* Begin PROVIDED INFORMATION *

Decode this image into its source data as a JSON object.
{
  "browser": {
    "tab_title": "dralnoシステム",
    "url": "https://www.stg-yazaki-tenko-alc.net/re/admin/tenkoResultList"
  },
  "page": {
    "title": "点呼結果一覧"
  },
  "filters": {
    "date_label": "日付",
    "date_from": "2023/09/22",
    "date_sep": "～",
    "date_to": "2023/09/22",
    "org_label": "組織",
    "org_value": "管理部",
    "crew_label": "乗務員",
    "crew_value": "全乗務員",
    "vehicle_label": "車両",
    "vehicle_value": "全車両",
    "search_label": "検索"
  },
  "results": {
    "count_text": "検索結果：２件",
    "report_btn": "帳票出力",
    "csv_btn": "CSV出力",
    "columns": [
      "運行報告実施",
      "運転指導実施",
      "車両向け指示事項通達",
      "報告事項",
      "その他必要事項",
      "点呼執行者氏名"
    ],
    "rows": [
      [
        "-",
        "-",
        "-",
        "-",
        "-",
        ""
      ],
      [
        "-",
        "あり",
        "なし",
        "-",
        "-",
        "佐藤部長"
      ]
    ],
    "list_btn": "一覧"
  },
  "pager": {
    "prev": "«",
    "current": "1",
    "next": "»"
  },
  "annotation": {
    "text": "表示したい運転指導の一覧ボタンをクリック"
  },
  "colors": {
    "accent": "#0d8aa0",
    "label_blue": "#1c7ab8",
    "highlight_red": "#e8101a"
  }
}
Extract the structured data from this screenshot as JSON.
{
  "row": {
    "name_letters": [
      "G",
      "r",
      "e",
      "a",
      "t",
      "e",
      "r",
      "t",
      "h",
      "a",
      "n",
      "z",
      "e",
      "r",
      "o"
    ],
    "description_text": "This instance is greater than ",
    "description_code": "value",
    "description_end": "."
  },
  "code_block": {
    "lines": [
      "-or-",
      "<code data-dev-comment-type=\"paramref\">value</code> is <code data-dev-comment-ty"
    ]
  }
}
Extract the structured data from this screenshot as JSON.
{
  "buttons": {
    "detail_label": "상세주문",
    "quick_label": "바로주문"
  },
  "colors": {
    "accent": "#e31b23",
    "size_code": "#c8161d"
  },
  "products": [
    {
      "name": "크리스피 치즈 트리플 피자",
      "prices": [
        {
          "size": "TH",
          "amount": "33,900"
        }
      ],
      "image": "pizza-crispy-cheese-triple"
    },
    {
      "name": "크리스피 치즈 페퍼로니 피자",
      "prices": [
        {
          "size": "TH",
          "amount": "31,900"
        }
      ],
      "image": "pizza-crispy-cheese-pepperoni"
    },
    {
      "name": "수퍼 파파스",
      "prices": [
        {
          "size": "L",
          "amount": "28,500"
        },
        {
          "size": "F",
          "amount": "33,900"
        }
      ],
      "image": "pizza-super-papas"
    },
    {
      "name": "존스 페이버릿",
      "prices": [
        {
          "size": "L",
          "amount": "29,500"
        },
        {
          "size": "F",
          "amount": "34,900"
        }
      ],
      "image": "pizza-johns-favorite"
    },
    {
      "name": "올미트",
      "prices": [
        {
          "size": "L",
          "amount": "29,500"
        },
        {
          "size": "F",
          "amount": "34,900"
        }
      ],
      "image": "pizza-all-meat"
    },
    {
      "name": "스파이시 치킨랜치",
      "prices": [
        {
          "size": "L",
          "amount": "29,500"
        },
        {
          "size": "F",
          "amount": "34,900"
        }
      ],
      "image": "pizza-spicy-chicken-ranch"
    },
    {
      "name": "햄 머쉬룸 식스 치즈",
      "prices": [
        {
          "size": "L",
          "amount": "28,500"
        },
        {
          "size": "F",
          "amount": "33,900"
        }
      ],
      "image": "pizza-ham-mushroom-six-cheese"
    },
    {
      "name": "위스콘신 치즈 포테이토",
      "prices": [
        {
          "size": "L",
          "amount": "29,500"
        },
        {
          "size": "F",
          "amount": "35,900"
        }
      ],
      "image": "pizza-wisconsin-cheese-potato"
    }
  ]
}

* End PROVIDED INFORMATION *

_GOAL OF THE EXERCISE_
Transcribe all lines as written.

_IN RESPONSE_
Decode this image into its source data as a JSON object.
{
  "browser": {
    "tab_title": "dralnoシステム",
    "url": "https://www.stg-yazaki-tenko-alc.net/re/admin/tenkoResultList"
  },
  "page": {
    "title": "点呼結果一覧"
  },
  "filters": {
    "date_label": "日付",
    "date_from": "2023/09/22",
    "date_sep": "～",
    "date_to": "2023/09/22",
    "org_label": "組織",
    "org_value": "管理部",
    "crew_label": "乗務員",
    "crew_value": "全乗務員",
    "vehicle_label": "車両",
    "vehicle_value": "全車両",
    "search_label": "検索"
  },
  "results": {
    "count_text": "検索結果：２件",
    "report_btn": "帳票出力",
    "csv_btn": "CSV出力",
    "columns": [
      "運行報告実施",
      "運転指導実施",
      "車両向け指示事項通達",
      "報告事項",
      "その他必要事項",
      "点呼執行者氏名"
    ],
    "rows": [
      [
        "-",
        "-",
        "-",
        "-",
        "-",
        ""
      ],
      [
        "-",
        "あり",
        "なし",
        "-",
        "-",
        "佐藤部長"
      ]
    ],
    "list_btn": "一覧"
  },
  "pager": {
    "prev": "«",
    "current": "1",
    "next": "»"
  },
  "annotation": {
    "text": "表示したい運転指導の一覧ボタンをクリック"
  },
  "colors": {
    "accent": "#0d8aa0",
    "label_blue": "#1c7ab8",
    "highlight_red": "#e8101a"
  }
}
Extract the structured data from this screenshot as JSON.
{
  "row": {
    "name_letters": [
      "G",
      "r",
      "e",
      "a",
      "t",
      "e",
      "r",
      "t",
      "h",
      "a",
      "n",
      "z",
      "e",
      "r",
      "o"
    ],
    "description_text": "This instance is greater than ",
    "description_code": "value",
    "description_end": "."
  },
  "code_block": {
    "lines": [
      "-or-",
      "<code data-dev-comment-type=\"paramref\">value</code> is <code data-dev-comment-ty"
    ]
  }
}
Extract the structured data from this screenshot as JSON.
{
  "buttons": {
    "detail_label": "상세주문",
    "quick_label": "바로주문"
  },
  "colors": {
    "accent": "#e31b23",
    "size_code": "#c8161d"
  },
  "products": [
    {
      "name": "크리스피 치즈 트리플 피자",
      "prices": [
        {
          "size": "TH",
          "amount": "33,900"
        }
      ],
      "image": "pizza-crispy-cheese-triple"
    },
    {
      "name": "크리스피 치즈 페퍼로니 피자",
      "prices": [
        {
          "size": "TH",
          "amount": "31,900"
        }
      ],
      "image": "pizza-crispy-cheese-pepperoni"
    },
    {
      "name": "수퍼 파파스",
      "prices": [
        {
          "size": "L",
          "amount": "28,500"
        },
        {
          "size": "F",
          "amount": "33,900"
        }
      ],
      "image": "pizza-super-papas"
    },
    {
      "name": "존스 페이버릿",
      "prices": [
        {
          "size": "L",
          "amount": "29,500"
        },
        {
          "size": "F",
          "amount": "34,900"
        }
      ],
      "image": "pizza-johns-favorite"
    },
    {
      "name": "올미트",
      "prices": [
        {
          "size": "L",
          "amount": "29,500"
        },
        {
          "size": "F",
          "amount": "34,900"
        }
      ],
      "image": "pizza-all-meat"
    },
    {
      "name": "스파이시 치킨랜치",
      "prices": [
        {
          "size": "L",
          "amount": "29,500"
        },
        {
          "size": "F",
          "amount": "34,900"
        }
      ],
      "image": "pizza-spicy-chicken-ranch"
    },
    {
      "name": "햄 머쉬룸 식스 치즈",
      "prices": [
        {
          "size": "L",
          "amount": "28,500"
        },
        {
          "size": "F",
          "amount": "33,900"
        }
      ],
      "image": "pizza-ham-mushroom-six-cheese"
    },
    {
      "name": "위스콘신 치즈 포테이토",
      "prices": [
        {
          "size": "L",
          "amount": "29,500"
        },
        {
          "size": "F",
          "amount": "35,900"
        }
      ],
      "image": "pizza-wisconsin-cheese-potato"
    }
  ]
}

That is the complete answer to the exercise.